Objectif visé 1
Présentez sous forme de liste numérotée les lignes des entrées, du début des entrées jusqu'à la ligne contenant « col-header[interactable]: 站长权重 (607, 593, 663, 618) », ces deux bornes comprises. Omettez les lignes vides.

#####

Les affrontements se sont intensifiés à Mogadiscio en décembre lorsqu’une force conjointe composée de soldats somaliens et éthiopiens a expulsé l’Union des tribunaux islamiques de la ville. Depuis lors, la violence générale a forcé les populations civiles, particulièrement les femmes et les enfants, à quitter la ville pour chercher refuge dans des camps tels que celui du Cheikh Omar, à Jowhar.

Selon les estimations des Nations Unies, plus de 400 000 personnes ont fui la ville entre les mois de février et mai. Quelque 115 000 sont rentrées chez elles entre les mois de mai et juin, mais 40 000 autres sont parties en juillet-août.

Précipitations insuffisantes, inondations et mauvaises récoltes

Ces dernières années, la Somalie a cumulé chutes de pluie insuffisantes, inondations et mauvaises récoltes à des degrés variables. « Nous avons eu des crues le long de la Shabelle [fleuve] – les pires en décembre 2006 », a indiqué Hussein Mohammed Dhere, gouverneur adjoint de la Moyenne Shabelle.

« D’un autre côté, plus à l’est, il n’a pas plu depuis deux ans. Et puis, vous avez les communautés du bord de mer qui n’ont rien récolté depuis le tsunami [de décembre 2004]. Et 50 kilomètres à l’ouest de Jowhar, il n’y pas de centre de santé ».

La situation a incité les quelques agences qui opéraient dans la région à intensifier leurs opérations. Le Programme alimentaire mondial (PAM), par exemple, a augmenté le nombre de personnes bénéficiaires de son aide alimentaire – 1,2 million – bien que l’agence ait besoin de 20 millions de dollars pour continuer à opérer au-delà du mois d’octobre.

#####

Objectif visé 2
Traduisez en anglais cette phrase du texte sur la Somalie : « Selon les estimations des Nations Unies, plus de 400 000 personnes ont fui la ville entre les mois de février et mai. »

Entrées fournies
#####

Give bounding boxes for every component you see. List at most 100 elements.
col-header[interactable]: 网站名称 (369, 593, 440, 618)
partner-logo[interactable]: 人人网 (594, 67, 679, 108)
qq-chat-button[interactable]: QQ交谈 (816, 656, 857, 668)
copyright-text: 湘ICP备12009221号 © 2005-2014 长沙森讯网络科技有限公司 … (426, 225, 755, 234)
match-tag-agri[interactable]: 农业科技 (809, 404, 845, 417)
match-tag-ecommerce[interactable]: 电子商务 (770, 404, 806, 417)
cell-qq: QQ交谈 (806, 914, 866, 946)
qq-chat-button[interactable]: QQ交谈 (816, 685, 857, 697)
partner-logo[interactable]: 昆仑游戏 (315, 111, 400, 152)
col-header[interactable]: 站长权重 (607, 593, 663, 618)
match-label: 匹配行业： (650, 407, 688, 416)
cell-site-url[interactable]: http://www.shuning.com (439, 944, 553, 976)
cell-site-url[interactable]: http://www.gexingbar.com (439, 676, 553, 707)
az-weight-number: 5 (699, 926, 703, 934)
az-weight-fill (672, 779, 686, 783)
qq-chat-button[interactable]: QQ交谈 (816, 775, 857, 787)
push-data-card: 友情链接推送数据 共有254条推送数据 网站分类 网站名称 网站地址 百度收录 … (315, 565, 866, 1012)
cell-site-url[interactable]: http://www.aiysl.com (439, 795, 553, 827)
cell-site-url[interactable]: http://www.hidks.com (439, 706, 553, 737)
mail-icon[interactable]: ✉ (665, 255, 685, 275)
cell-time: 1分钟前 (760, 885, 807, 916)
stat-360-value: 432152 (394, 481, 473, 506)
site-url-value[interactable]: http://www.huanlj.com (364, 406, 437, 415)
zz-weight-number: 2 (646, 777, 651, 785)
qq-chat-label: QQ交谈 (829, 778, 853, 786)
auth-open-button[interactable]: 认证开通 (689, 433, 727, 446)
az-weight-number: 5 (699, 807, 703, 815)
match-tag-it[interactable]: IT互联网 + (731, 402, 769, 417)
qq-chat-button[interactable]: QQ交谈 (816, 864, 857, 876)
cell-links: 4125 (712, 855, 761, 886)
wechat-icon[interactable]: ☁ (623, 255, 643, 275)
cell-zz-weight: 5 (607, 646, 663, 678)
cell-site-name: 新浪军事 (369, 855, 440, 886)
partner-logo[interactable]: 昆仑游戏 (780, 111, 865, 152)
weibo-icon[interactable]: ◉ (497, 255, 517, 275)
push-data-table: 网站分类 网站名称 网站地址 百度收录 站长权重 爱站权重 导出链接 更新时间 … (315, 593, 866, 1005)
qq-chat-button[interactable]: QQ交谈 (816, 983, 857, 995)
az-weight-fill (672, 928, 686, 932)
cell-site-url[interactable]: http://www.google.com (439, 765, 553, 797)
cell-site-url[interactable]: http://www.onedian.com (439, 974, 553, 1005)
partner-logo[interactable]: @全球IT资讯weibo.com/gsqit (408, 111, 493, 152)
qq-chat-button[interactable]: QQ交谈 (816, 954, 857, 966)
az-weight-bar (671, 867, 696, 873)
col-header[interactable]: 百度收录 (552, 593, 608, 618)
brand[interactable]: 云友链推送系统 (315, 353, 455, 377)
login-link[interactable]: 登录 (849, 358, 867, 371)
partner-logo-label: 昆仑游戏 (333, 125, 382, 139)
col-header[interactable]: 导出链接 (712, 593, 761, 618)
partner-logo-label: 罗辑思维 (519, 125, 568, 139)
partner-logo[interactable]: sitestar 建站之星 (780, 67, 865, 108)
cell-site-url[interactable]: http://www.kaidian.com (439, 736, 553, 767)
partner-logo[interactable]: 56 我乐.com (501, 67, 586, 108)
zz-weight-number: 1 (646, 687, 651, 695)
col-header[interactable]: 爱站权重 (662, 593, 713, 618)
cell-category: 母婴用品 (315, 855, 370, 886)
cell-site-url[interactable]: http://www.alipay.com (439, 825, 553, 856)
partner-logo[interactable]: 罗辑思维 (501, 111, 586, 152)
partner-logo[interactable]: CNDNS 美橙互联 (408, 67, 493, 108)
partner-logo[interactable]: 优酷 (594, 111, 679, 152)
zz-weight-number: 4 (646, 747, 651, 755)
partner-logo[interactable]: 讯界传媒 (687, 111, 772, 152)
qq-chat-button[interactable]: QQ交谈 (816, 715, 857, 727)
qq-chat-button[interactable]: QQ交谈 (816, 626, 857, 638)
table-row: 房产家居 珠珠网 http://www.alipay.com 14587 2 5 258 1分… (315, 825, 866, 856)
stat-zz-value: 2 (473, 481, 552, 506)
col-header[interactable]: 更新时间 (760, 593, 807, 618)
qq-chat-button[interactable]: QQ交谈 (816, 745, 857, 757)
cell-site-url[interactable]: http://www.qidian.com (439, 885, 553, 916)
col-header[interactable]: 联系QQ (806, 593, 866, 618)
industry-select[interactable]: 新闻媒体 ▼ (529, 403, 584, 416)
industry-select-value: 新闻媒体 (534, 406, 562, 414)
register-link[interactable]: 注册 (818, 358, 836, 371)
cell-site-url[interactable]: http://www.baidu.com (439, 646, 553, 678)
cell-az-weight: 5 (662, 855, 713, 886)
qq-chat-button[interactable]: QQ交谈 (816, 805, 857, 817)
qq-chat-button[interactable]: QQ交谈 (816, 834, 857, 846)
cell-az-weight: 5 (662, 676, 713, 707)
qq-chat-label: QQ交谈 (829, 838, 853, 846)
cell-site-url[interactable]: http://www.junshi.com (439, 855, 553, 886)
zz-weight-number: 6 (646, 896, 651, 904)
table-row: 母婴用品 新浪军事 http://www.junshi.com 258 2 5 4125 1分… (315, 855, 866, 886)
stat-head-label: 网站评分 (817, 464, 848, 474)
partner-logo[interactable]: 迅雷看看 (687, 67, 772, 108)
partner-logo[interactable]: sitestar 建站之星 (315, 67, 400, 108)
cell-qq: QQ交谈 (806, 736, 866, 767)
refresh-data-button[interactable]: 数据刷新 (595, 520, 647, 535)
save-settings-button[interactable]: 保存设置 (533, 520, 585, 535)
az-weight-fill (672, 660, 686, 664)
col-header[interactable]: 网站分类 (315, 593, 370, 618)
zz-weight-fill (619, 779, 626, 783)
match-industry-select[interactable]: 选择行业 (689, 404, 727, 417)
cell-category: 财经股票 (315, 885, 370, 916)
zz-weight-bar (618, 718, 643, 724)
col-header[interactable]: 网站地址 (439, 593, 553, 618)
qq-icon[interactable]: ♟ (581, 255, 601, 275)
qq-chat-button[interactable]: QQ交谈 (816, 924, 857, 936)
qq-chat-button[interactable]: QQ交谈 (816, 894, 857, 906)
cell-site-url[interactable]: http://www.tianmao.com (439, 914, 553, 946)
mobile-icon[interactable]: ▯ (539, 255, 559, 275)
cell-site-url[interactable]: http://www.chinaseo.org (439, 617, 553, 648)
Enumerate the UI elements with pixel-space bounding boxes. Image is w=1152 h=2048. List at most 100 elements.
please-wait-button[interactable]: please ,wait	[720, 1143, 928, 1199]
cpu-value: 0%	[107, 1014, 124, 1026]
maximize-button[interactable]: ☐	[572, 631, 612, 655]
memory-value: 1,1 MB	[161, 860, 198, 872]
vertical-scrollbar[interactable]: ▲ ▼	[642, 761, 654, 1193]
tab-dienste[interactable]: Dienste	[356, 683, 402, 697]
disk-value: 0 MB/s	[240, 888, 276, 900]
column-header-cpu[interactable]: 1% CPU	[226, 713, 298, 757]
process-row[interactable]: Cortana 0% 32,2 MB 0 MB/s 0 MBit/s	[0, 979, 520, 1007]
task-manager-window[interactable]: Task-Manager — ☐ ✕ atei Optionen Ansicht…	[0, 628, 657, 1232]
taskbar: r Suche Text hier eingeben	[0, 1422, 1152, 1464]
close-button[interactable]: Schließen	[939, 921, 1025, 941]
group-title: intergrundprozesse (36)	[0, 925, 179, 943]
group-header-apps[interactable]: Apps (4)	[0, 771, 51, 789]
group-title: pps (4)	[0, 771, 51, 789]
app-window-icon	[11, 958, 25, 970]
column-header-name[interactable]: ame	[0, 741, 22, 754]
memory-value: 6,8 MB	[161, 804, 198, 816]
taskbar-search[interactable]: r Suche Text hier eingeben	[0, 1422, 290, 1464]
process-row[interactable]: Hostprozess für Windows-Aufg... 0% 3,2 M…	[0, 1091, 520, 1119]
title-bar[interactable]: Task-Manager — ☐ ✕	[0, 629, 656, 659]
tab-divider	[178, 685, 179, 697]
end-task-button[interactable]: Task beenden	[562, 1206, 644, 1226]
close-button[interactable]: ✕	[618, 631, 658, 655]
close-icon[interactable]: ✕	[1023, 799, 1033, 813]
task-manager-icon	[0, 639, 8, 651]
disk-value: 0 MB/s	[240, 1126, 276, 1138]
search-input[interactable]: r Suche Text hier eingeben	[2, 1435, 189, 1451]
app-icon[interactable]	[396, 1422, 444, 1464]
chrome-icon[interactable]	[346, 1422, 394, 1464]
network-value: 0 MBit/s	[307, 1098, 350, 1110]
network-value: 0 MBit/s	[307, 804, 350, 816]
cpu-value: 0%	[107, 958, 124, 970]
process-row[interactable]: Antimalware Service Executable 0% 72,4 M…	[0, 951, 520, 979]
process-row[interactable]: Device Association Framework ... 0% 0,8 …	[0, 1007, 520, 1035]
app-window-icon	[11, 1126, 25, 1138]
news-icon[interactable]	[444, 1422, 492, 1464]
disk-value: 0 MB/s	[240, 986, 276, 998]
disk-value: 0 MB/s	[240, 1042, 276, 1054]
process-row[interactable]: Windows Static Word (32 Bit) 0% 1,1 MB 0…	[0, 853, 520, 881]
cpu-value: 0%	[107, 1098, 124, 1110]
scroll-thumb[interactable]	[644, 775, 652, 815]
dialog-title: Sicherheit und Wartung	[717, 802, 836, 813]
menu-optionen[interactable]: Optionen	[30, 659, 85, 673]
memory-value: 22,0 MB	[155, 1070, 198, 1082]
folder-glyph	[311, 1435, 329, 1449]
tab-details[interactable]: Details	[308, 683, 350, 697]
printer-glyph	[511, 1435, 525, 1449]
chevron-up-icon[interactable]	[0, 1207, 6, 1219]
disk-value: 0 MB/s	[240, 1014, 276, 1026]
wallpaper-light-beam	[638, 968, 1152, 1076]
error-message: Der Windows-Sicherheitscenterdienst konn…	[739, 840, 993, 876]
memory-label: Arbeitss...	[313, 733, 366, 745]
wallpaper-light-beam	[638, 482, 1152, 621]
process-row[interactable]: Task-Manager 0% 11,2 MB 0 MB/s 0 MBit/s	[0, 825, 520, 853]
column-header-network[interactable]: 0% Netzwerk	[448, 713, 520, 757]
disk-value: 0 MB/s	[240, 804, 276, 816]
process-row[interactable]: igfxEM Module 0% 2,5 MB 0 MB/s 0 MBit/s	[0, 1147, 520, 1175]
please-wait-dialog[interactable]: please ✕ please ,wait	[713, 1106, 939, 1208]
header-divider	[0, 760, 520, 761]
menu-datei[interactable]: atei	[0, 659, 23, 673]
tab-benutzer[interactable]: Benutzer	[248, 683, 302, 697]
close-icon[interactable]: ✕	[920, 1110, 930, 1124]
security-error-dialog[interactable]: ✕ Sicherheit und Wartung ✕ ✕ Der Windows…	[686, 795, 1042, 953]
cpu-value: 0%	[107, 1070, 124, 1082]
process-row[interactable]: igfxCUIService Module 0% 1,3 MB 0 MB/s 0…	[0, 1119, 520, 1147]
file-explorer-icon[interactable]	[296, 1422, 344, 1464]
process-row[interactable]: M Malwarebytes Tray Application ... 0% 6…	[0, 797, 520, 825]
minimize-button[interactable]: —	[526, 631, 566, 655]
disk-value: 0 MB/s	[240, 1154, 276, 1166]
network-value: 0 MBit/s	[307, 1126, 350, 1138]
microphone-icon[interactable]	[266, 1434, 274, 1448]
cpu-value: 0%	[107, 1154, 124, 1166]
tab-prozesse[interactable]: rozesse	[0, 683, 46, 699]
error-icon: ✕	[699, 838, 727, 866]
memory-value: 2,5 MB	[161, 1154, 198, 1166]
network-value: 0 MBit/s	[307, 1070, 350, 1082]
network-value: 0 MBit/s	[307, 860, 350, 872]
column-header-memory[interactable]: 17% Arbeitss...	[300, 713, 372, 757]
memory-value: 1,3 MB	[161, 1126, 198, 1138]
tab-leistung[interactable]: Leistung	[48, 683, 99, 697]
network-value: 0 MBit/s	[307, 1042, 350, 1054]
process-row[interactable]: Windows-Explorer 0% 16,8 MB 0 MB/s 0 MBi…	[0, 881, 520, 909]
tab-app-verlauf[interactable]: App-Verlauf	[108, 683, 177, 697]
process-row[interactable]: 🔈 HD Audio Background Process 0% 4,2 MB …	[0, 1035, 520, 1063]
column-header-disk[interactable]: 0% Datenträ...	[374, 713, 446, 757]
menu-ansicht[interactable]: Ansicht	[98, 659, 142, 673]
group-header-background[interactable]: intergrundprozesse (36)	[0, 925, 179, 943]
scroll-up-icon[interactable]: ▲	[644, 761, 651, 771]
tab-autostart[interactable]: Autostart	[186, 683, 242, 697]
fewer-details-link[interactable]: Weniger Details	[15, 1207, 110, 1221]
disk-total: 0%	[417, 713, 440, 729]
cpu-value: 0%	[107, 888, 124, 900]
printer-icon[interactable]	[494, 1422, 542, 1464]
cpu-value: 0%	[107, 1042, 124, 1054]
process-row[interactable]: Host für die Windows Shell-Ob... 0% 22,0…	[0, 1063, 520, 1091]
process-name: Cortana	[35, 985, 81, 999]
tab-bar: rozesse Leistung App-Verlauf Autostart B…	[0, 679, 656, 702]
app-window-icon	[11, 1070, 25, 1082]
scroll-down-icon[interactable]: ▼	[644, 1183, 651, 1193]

#####

Résultat attendu 1
1. Give bounding boxes for every component you see. List at most 100 elements.
2. col-header[interactable]: 网站名称 (369, 593, 440, 618)
3. partner-logo[interactable]: 人人网 (594, 67, 679, 108)
4. qq-chat-button[interactable]: QQ交谈 (816, 656, 857, 668)
5. copyright-text: 湘ICP备12009221号 © 2005-2014 长沙森讯网络科技有限公司 … (426, 225, 755, 234)
6. match-tag-agri[interactable]: 农业科技 (809, 404, 845, 417)
7. match-tag-ecommerce[interactable]: 电子商务 (770, 404, 806, 417)
8. cell-qq: QQ交谈 (806, 914, 866, 946)
9. qq-chat-button[interactable]: QQ交谈 (816, 685, 857, 697)
10. partner-logo[interactable]: 昆仑游戏 (315, 111, 400, 152)
11. col-header[interactable]: 站长权重 (607, 593, 663, 618)

Résultat attendu 2
According to United Nations estimates, more than 400,000 people fled the city between February and May.